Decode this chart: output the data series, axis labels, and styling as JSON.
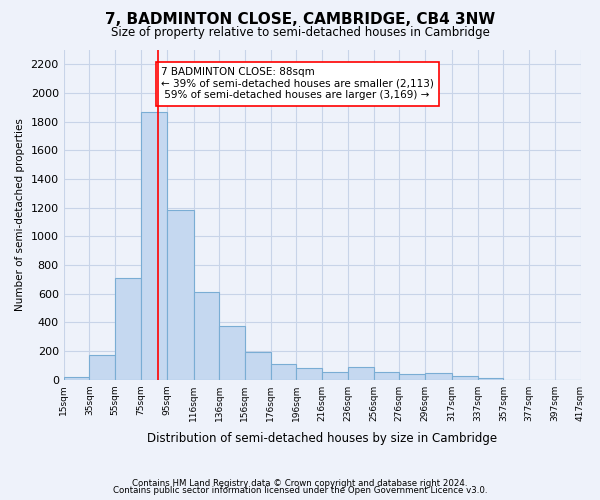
{
  "title": "7, BADMINTON CLOSE, CAMBRIDGE, CB4 3NW",
  "subtitle": "Size of property relative to semi-detached houses in Cambridge",
  "xlabel": "Distribution of semi-detached houses by size in Cambridge",
  "ylabel": "Number of semi-detached properties",
  "footnote1": "Contains HM Land Registry data © Crown copyright and database right 2024.",
  "footnote2": "Contains public sector information licensed under the Open Government Licence v3.0.",
  "bar_color": "#c5d8f0",
  "bar_edgecolor": "#7aadd4",
  "grid_color": "#c8d4e8",
  "background_color": "#eef2fa",
  "property_size": 88,
  "property_label": "7 BADMINTON CLOSE: 88sqm",
  "pct_smaller": 39,
  "n_smaller": 2113,
  "pct_larger": 59,
  "n_larger": 3169,
  "bin_edges": [
    15,
    35,
    55,
    75,
    95,
    116,
    136,
    156,
    176,
    196,
    216,
    236,
    256,
    276,
    296,
    317,
    337,
    357,
    377,
    397,
    417
  ],
  "bin_labels": [
    "15sqm",
    "35sqm",
    "55sqm",
    "75sqm",
    "95sqm",
    "116sqm",
    "136sqm",
    "156sqm",
    "176sqm",
    "196sqm",
    "216sqm",
    "236sqm",
    "256sqm",
    "276sqm",
    "296sqm",
    "317sqm",
    "337sqm",
    "357sqm",
    "377sqm",
    "397sqm",
    "417sqm"
  ],
  "values": [
    20,
    175,
    710,
    1870,
    1185,
    610,
    375,
    190,
    110,
    80,
    55,
    90,
    55,
    40,
    45,
    25,
    10,
    0,
    0,
    0
  ],
  "ylim": [
    0,
    2300
  ],
  "yticks": [
    0,
    200,
    400,
    600,
    800,
    1000,
    1200,
    1400,
    1600,
    1800,
    2000,
    2200
  ]
}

:: GIVEN EXERCISE ::
From the material given, work out how many lines hold the string "semi"; state that number and nothing further.

:: WORKED SOLUTION ::
3